◆ SHORT PROBLEM
Please print every record below exactly as it appears.

>> Start MATERIALS PROVIDED

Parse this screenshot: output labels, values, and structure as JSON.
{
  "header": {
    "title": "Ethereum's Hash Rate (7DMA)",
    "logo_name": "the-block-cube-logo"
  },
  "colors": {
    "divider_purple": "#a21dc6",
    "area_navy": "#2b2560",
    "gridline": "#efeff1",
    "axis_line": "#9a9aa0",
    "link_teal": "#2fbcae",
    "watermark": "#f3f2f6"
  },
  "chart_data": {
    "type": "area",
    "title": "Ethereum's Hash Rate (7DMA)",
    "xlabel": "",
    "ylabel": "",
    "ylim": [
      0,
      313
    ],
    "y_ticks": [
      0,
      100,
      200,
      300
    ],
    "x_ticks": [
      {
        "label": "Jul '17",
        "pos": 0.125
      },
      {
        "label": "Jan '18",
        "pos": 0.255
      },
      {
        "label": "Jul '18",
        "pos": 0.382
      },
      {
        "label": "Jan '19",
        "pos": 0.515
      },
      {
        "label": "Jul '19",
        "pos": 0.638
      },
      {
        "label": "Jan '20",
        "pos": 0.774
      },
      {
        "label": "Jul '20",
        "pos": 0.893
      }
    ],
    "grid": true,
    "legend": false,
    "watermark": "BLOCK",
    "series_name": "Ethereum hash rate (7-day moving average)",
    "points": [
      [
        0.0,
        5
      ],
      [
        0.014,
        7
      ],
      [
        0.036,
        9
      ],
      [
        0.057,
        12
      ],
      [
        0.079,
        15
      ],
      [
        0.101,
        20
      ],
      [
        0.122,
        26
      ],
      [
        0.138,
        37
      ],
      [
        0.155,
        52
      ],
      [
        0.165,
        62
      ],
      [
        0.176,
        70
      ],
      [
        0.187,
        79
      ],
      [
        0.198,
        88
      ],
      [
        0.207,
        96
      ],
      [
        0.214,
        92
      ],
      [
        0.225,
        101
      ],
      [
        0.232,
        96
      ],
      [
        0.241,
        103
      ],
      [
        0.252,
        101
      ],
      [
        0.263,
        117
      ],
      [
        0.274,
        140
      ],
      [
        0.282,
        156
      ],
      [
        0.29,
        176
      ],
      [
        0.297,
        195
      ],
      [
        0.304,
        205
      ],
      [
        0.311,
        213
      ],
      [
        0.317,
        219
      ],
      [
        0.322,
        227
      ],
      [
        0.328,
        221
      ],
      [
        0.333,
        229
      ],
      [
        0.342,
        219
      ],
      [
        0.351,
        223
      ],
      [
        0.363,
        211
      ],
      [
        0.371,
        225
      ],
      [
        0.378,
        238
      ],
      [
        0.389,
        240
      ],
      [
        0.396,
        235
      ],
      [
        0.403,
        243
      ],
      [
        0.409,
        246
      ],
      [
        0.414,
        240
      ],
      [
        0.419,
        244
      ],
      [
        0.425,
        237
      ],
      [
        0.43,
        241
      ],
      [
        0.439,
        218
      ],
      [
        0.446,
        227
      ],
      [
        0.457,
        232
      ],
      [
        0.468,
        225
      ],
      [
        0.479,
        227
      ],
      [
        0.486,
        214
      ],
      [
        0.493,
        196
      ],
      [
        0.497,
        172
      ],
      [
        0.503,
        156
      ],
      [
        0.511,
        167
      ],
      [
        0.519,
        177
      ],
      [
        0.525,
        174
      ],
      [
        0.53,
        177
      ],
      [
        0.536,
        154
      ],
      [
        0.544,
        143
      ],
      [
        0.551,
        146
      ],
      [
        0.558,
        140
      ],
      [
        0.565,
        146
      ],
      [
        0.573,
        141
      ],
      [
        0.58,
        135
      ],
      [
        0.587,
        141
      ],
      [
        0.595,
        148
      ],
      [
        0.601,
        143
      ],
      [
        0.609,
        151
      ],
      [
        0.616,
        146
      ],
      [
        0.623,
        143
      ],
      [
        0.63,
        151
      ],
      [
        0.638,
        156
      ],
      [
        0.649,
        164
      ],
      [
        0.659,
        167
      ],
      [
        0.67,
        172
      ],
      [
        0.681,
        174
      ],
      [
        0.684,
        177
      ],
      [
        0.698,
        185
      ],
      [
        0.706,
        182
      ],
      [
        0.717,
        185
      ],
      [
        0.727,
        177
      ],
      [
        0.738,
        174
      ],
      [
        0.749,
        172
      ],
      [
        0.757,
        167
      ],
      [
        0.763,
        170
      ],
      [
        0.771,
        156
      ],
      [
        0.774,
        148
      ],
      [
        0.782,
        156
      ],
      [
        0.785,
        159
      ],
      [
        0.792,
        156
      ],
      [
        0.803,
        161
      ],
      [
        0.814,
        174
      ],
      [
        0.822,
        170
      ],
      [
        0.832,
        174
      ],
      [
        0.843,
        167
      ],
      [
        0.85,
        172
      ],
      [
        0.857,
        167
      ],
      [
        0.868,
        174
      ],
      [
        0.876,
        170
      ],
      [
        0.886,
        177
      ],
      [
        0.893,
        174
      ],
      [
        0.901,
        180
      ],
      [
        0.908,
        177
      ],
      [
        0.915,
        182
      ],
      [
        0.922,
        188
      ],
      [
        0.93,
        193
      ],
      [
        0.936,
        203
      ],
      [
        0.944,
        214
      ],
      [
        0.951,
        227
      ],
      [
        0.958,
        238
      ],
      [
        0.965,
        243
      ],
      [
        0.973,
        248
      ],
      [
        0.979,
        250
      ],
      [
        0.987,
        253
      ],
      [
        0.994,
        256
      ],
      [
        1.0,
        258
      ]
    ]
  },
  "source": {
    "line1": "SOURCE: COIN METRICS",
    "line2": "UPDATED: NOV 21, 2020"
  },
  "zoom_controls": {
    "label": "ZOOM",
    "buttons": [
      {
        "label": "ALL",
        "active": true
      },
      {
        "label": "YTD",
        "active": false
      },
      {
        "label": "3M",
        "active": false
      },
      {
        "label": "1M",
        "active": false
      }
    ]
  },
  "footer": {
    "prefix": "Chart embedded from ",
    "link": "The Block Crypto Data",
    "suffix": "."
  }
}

>> End MATERIALS PROVIDED

◆ ANSWER
Parse this screenshot: output labels, values, and structure as JSON.
{
  "header": {
    "title": "Ethereum's Hash Rate (7DMA)",
    "logo_name": "the-block-cube-logo"
  },
  "colors": {
    "divider_purple": "#a21dc6",
    "area_navy": "#2b2560",
    "gridline": "#efeff1",
    "axis_line": "#9a9aa0",
    "link_teal": "#2fbcae",
    "watermark": "#f3f2f6"
  },
  "chart_data": {
    "type": "area",
    "title": "Ethereum's Hash Rate (7DMA)",
    "xlabel": "",
    "ylabel": "",
    "ylim": [
      0,
      313
    ],
    "y_ticks": [
      0,
      100,
      200,
      300
    ],
    "x_ticks": [
      {
        "label": "Jul '17",
        "pos": 0.125
      },
      {
        "label": "Jan '18",
        "pos": 0.255
      },
      {
        "label": "Jul '18",
        "pos": 0.382
      },
      {
        "label": "Jan '19",
        "pos": 0.515
      },
      {
        "label": "Jul '19",
        "pos": 0.638
      },
      {
        "label": "Jan '20",
        "pos": 0.774
      },
      {
        "label": "Jul '20",
        "pos": 0.893
      }
    ],
    "grid": true,
    "legend": false,
    "watermark": "BLOCK",
    "series_name": "Ethereum hash rate (7-day moving average)",
    "points": [
      [
        0.0,
        5
      ],
      [
        0.014,
        7
      ],
      [
        0.036,
        9
      ],
      [
        0.057,
        12
      ],
      [
        0.079,
        15
      ],
      [
        0.101,
        20
      ],
      [
        0.122,
        26
      ],
      [
        0.138,
        37
      ],
      [
        0.155,
        52
      ],
      [
        0.165,
        62
      ],
      [
        0.176,
        70
      ],
      [
        0.187,
        79
      ],
      [
        0.198,
        88
      ],
      [
        0.207,
        96
      ],
      [
        0.214,
        92
      ],
      [
        0.225,
        101
      ],
      [
        0.232,
        96
      ],
      [
        0.241,
        103
      ],
      [
        0.252,
        101
      ],
      [
        0.263,
        117
      ],
      [
        0.274,
        140
      ],
      [
        0.282,
        156
      ],
      [
        0.29,
        176
      ],
      [
        0.297,
        195
      ],
      [
        0.304,
        205
      ],
      [
        0.311,
        213
      ],
      [
        0.317,
        219
      ],
      [
        0.322,
        227
      ],
      [
        0.328,
        221
      ],
      [
        0.333,
        229
      ],
      [
        0.342,
        219
      ],
      [
        0.351,
        223
      ],
      [
        0.363,
        211
      ],
      [
        0.371,
        225
      ],
      [
        0.378,
        238
      ],
      [
        0.389,
        240
      ],
      [
        0.396,
        235
      ],
      [
        0.403,
        243
      ],
      [
        0.409,
        246
      ],
      [
        0.414,
        240
      ],
      [
        0.419,
        244
      ],
      [
        0.425,
        237
      ],
      [
        0.43,
        241
      ],
      [
        0.439,
        218
      ],
      [
        0.446,
        227
      ],
      [
        0.457,
        232
      ],
      [
        0.468,
        225
      ],
      [
        0.479,
        227
      ],
      [
        0.486,
        214
      ],
      [
        0.493,
        196
      ],
      [
        0.497,
        172
      ],
      [
        0.503,
        156
      ],
      [
        0.511,
        167
      ],
      [
        0.519,
        177
      ],
      [
        0.525,
        174
      ],
      [
        0.53,
        177
      ],
      [
        0.536,
        154
      ],
      [
        0.544,
        143
      ],
      [
        0.551,
        146
      ],
      [
        0.558,
        140
      ],
      [
        0.565,
        146
      ],
      [
        0.573,
        141
      ],
      [
        0.58,
        135
      ],
      [
        0.587,
        141
      ],
      [
        0.595,
        148
      ],
      [
        0.601,
        143
      ],
      [
        0.609,
        151
      ],
      [
        0.616,
        146
      ],
      [
        0.623,
        143
      ],
      [
        0.63,
        151
      ],
      [
        0.638,
        156
      ],
      [
        0.649,
        164
      ],
      [
        0.659,
        167
      ],
      [
        0.67,
        172
      ],
      [
        0.681,
        174
      ],
      [
        0.684,
        177
      ],
      [
        0.698,
        185
      ],
      [
        0.706,
        182
      ],
      [
        0.717,
        185
      ],
      [
        0.727,
        177
      ],
      [
        0.738,
        174
      ],
      [
        0.749,
        172
      ],
      [
        0.757,
        167
      ],
      [
        0.763,
        170
      ],
      [
        0.771,
        156
      ],
      [
        0.774,
        148
      ],
      [
        0.782,
        156
      ],
      [
        0.785,
        159
      ],
      [
        0.792,
        156
      ],
      [
        0.803,
        161
      ],
      [
        0.814,
        174
      ],
      [
        0.822,
        170
      ],
      [
        0.832,
        174
      ],
      [
        0.843,
        167
      ],
      [
        0.85,
        172
      ],
      [
        0.857,
        167
      ],
      [
        0.868,
        174
      ],
      [
        0.876,
        170
      ],
      [
        0.886,
        177
      ],
      [
        0.893,
        174
      ],
      [
        0.901,
        180
      ],
      [
        0.908,
        177
      ],
      [
        0.915,
        182
      ],
      [
        0.922,
        188
      ],
      [
        0.93,
        193
      ],
      [
        0.936,
        203
      ],
      [
        0.944,
        214
      ],
      [
        0.951,
        227
      ],
      [
        0.958,
        238
      ],
      [
        0.965,
        243
      ],
      [
        0.973,
        248
      ],
      [
        0.979,
        250
      ],
      [
        0.987,
        253
      ],
      [
        0.994,
        256
      ],
      [
        1.0,
        258
      ]
    ]
  },
  "source": {
    "line1": "SOURCE: COIN METRICS",
    "line2": "UPDATED: NOV 21, 2020"
  },
  "zoom_controls": {
    "label": "ZOOM",
    "buttons": [
      {
        "label": "ALL",
        "active": true
      },
      {
        "label": "YTD",
        "active": false
      },
      {
        "label": "3M",
        "active": false
      },
      {
        "label": "1M",
        "active": false
      }
    ]
  },
  "footer": {
    "prefix": "Chart embedded from ",
    "link": "The Block Crypto Data",
    "suffix": "."
  }
}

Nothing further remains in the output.